Exercise instructions
Extract the full set of records that follows, word for word.

Dataset excerpt:

* start *

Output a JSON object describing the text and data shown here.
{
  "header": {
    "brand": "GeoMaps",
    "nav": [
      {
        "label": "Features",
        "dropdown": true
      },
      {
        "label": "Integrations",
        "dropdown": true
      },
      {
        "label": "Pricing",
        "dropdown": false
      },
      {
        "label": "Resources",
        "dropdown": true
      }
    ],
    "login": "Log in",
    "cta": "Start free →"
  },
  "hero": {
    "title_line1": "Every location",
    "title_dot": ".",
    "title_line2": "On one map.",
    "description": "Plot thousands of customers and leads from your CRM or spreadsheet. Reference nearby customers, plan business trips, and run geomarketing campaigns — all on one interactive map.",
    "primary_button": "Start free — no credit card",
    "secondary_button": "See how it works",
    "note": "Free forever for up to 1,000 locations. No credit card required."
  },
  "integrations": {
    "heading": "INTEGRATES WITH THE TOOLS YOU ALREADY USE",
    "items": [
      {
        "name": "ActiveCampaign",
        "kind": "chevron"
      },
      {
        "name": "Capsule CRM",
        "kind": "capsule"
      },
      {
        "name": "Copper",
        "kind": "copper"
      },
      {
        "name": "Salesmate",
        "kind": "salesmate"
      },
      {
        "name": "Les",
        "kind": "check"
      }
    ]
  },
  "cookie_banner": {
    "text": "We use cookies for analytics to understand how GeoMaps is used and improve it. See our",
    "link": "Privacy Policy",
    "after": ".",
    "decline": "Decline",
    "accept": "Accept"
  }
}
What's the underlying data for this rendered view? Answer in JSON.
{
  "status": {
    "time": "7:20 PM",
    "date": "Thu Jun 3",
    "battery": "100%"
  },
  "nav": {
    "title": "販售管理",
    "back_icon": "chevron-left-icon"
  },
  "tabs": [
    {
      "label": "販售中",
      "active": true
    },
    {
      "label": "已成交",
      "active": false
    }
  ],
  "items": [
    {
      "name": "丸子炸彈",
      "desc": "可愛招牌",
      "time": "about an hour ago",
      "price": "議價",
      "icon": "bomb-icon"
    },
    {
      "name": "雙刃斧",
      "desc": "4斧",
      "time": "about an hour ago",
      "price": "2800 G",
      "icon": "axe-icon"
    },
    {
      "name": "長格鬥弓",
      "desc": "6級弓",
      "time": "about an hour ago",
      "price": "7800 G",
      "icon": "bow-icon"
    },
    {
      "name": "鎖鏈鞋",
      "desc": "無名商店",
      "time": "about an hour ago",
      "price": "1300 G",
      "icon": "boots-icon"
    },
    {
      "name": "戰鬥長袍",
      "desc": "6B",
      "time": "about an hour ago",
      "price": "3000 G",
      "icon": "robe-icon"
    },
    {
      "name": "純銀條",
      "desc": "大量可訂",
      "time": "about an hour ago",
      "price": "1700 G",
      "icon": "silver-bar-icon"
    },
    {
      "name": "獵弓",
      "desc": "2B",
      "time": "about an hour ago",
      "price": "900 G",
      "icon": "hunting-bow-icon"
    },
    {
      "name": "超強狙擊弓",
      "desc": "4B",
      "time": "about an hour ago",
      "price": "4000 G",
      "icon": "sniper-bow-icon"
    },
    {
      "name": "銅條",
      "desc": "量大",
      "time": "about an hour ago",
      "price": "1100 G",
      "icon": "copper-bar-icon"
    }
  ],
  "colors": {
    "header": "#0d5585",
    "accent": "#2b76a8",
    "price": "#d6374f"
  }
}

* end *

Written solution
Output a JSON object describing the text and data shown here.
{
  "header": {
    "brand": "GeoMaps",
    "nav": [
      {
        "label": "Features",
        "dropdown": true
      },
      {
        "label": "Integrations",
        "dropdown": true
      },
      {
        "label": "Pricing",
        "dropdown": false
      },
      {
        "label": "Resources",
        "dropdown": true
      }
    ],
    "login": "Log in",
    "cta": "Start free →"
  },
  "hero": {
    "title_line1": "Every location",
    "title_dot": ".",
    "title_line2": "On one map.",
    "description": "Plot thousands of customers and leads from your CRM or spreadsheet. Reference nearby customers, plan business trips, and run geomarketing campaigns — all on one interactive map.",
    "primary_button": "Start free — no credit card",
    "secondary_button": "See how it works",
    "note": "Free forever for up to 1,000 locations. No credit card required."
  },
  "integrations": {
    "heading": "INTEGRATES WITH THE TOOLS YOU ALREADY USE",
    "items": [
      {
        "name": "ActiveCampaign",
        "kind": "chevron"
      },
      {
        "name": "Capsule CRM",
        "kind": "capsule"
      },
      {
        "name": "Copper",
        "kind": "copper"
      },
      {
        "name": "Salesmate",
        "kind": "salesmate"
      },
      {
        "name": "Les",
        "kind": "check"
      }
    ]
  },
  "cookie_banner": {
    "text": "We use cookies for analytics to understand how GeoMaps is used and improve it. See our",
    "link": "Privacy Policy",
    "after": ".",
    "decline": "Decline",
    "accept": "Accept"
  }
}
What's the underlying data for this rendered view? Answer in JSON.
{
  "status": {
    "time": "7:20 PM",
    "date": "Thu Jun 3",
    "battery": "100%"
  },
  "nav": {
    "title": "販售管理",
    "back_icon": "chevron-left-icon"
  },
  "tabs": [
    {
      "label": "販售中",
      "active": true
    },
    {
      "label": "已成交",
      "active": false
    }
  ],
  "items": [
    {
      "name": "丸子炸彈",
      "desc": "可愛招牌",
      "time": "about an hour ago",
      "price": "議價",
      "icon": "bomb-icon"
    },
    {
      "name": "雙刃斧",
      "desc": "4斧",
      "time": "about an hour ago",
      "price": "2800 G",
      "icon": "axe-icon"
    },
    {
      "name": "長格鬥弓",
      "desc": "6級弓",
      "time": "about an hour ago",
      "price": "7800 G",
      "icon": "bow-icon"
    },
    {
      "name": "鎖鏈鞋",
      "desc": "無名商店",
      "time": "about an hour ago",
      "price": "1300 G",
      "icon": "boots-icon"
    },
    {
      "name": "戰鬥長袍",
      "desc": "6B",
      "time": "about an hour ago",
      "price": "3000 G",
      "icon": "robe-icon"
    },
    {
      "name": "純銀條",
      "desc": "大量可訂",
      "time": "about an hour ago",
      "price": "1700 G",
      "icon": "silver-bar-icon"
    },
    {
      "name": "獵弓",
      "desc": "2B",
      "time": "about an hour ago",
      "price": "900 G",
      "icon": "hunting-bow-icon"
    },
    {
      "name": "超強狙擊弓",
      "desc": "4B",
      "time": "about an hour ago",
      "price": "4000 G",
      "icon": "sniper-bow-icon"
    },
    {
      "name": "銅條",
      "desc": "量大",
      "time": "about an hour ago",
      "price": "1100 G",
      "icon": "copper-bar-icon"
    }
  ],
  "colors": {
    "header": "#0d5585",
    "accent": "#2b76a8",
    "price": "#d6374f"
  }
}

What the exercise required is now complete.